◆ Selected passage:
◆ ◆ ◆ ◆ ◆

There's entrepreneurial success, turning a great idea into a thriving business, and there's also managerial success, taking an existing business and turning it into a more enduring enterprise.
Former tech data, CEO, Bob Dutkowsky was a talented business leader who sharpened his management skills at some of the nation's premier technology companies.
He took the helm of Clearwater based Tech Data in 2006 and built it into Florida's largest public company.
In May of 2024, Bob passed away.
As a tribute to his memory, the Suncoast Business Forum is proud to present his profile of Bob Dutkowsky we did in 2011.
Here's Bob Dutkowsky in his own words.
- [Host] Suncoast Business Forum, brought to you by the financial services firm of Raymond James, offering personalized wealth management advice and banking and capital markets expertise, all with a commitment to putting clients' financial wellbeing first.
More information is available at raymondjames.com.
(upbeat music) - In the early 1980s, a small distributor of technology products was beginning to build some momentum.
That company is Tech Data.
Over the next 25 years, it grew into a multi-billion dollar global public enterprise.
In 2006, Tech Data CEO, Steve Raymund, decided it was time for a change at the top.
And when looking for a seasoned pro to replace him.
After an extensive search, Tech Data picked Bob Dutkowsky to take the company into the future.
Bob, welcome to the Suncoast Business Forum.
- Thank you, Geoff.
It's great to be here.
- It's great to have you.
You know, Tech Data is the largest public company in Florida, but it's not really a household name.
How would you describe Tech Data's business?
- Well, I like to think of Tech Data as a stealth company.
We do a tremendous amount of work adding value in the whole continuum of IT.
But no one knows where we fit.
So here's where Tech Data fits.
We buy products from companies like Hewlett Packard and IBM and Cisco and Oracle and Microsoft.
And we sell them into small companies that then resell them to small businesses.
They're called value added re-marketers, and they rely on us for technical assistance and guidance, as well as a broad array of products.
One of the Wall Street analysts recently called us the supermarket of technology.
You can walk into one place and get everything from a huge IBM computer down to a mouse pad.
- Over the last three years, Tech Data has had ever increasing record profits.
How have you been able to do that in this environment?
- Well, you know, it's interesting.
Technology gets bought and sold in great economies or poor economies.
Think about it, when things are bad, companies look to technology to make the people they have more productive, or companies like Apple come out with innovative products like an iPad or an iPhone, and you know you just got to have one.
And so the secret that Tech Data's had over the last few years is when those pockets of really interesting products come out, we focus on those really quickly.
We focus away from the places that people or businesses don't wanna buy anymore, and we turn all of our attention to the hotspot.
And that agility, I think, is the reason why we've been able to deliver value to our shareholders.
- You joined Tech Data in 2006.
You took over for Steve Raymund, who was CEO at the time, and really, in essence, the company's founder, and he built it from a very, very small company.
What kind of challenges do you face in taking over for, in essence, the founder of the company?
- You know, here's Tech Data with $24 billion in sales.

◆ ◆ ◆ ◆ ◆

◆ Raw data:
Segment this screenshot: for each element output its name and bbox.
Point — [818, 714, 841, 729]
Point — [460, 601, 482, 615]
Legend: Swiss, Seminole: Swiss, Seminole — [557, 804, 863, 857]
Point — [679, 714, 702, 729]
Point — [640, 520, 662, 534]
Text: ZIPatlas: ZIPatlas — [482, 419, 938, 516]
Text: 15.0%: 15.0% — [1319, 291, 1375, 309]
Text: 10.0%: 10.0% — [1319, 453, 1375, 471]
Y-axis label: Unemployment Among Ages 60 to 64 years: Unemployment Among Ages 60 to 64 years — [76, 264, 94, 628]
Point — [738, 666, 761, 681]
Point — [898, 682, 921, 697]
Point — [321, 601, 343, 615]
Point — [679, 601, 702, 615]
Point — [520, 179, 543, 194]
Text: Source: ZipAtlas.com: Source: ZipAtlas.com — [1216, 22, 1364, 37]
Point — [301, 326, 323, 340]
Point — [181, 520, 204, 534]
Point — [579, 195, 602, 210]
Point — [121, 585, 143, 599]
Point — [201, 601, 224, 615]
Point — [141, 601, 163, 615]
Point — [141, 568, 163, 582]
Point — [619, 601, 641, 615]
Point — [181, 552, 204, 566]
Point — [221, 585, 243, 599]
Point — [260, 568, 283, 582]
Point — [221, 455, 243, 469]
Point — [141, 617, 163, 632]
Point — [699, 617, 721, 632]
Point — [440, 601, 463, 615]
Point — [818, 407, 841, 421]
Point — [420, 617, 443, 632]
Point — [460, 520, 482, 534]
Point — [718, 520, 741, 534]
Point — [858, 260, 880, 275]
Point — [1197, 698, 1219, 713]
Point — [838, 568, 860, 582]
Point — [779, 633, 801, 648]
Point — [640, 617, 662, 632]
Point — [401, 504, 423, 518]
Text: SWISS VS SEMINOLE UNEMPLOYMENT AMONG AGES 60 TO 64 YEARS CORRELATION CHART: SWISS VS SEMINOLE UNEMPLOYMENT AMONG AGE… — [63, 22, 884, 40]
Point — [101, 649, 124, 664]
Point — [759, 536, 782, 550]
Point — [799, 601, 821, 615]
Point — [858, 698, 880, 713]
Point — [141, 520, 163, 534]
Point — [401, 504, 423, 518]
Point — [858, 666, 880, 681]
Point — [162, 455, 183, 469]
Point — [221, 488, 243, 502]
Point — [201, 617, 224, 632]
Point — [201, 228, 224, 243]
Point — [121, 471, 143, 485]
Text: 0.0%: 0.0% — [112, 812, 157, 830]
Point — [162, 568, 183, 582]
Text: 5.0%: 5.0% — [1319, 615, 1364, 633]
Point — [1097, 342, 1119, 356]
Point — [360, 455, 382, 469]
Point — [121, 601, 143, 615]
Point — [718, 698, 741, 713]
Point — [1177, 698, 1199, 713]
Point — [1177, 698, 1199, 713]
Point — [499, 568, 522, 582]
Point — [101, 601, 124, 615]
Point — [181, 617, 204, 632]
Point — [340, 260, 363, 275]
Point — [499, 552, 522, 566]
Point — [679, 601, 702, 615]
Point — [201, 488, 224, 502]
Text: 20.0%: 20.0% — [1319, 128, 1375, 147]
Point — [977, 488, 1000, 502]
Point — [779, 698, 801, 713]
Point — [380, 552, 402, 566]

◆ ◆ ◆ ◆ ◆

◆ Directions:
(a) Please print the Tech Data interview from "Here's Bob Dutkowsky" to "to replace him.".
(b) Carry the Tech Data interview on from its final line.

◆ Responses by task:
(a)
Here's Bob Dutkowsky in his own words.
- [Host] Suncoast Business Forum, brought to you by the financial services firm of Raymond James, offering personalized wealth management advice and banking and capital markets expertise, all with a commitment to putting clients' financial wellbeing first.
More information is available at raymondjames.com.
(upbeat music) - In the early 1980s, a small distributor of technology products was beginning to build some momentum.
That company is Tech Data.
Over the next 25 years, it grew into a multi-billion dollar global public enterprise.
In 2006, Tech Data CEO, Steve Raymund, decided it was time for a change at the top.
And when looking for a seasoned pro to replace him.

(b)
The first year the company was in business, we had $200,000 in sales.
Today, Tech Data sells a hundred million dollars a day.
So think about the core that Steve built and how it's matured and how it is expanded.
You know, I never want to fool myself and think that I replaced Steve.
I just get the the privilege to walk in his footsteps.
The challenge Steve left to me is figure out how to take this company to the next level, reward our shareholders for their investment in the company.
Make sure you serve our customers better than we ever had before and become more valuable to our vendors.
And lastly and I would say is equal importance is make this the best place to work in the state of Florida.
And so our company has focused on those initiatives, really honoring the great work that Steve did all those years ago.
- We're gonna talk more about your career in a moment, but let's go back a little ways.
Let's talk about where you grew up.
Let's talk about your family, your upbringing, what kind of kid you were at school, whether you worked, tell us about growing up in the Dutkowsky family.
- Well, I grew up in Endicott, New York, a little small town in upstate New York.
When you tell people you're from New York, they think Manhattan.
But believe me, Endicott is much more like Vermont.
You know, it's rural, but it's claim to fame as it was the founding spot for IBM.
And it was the first big IBM facility in the world.
And my father was an IBMer.
So although it was this little small rural community, it had a really interesting tax base.
It had a really vibrant economy, it had great schools.
It was just kind of in the middle of nowhere.
So it was a wonderful place to grow up.
My father was a self-made man, a World War II veteran.
And after he came back from World War II, he got a job at IBM.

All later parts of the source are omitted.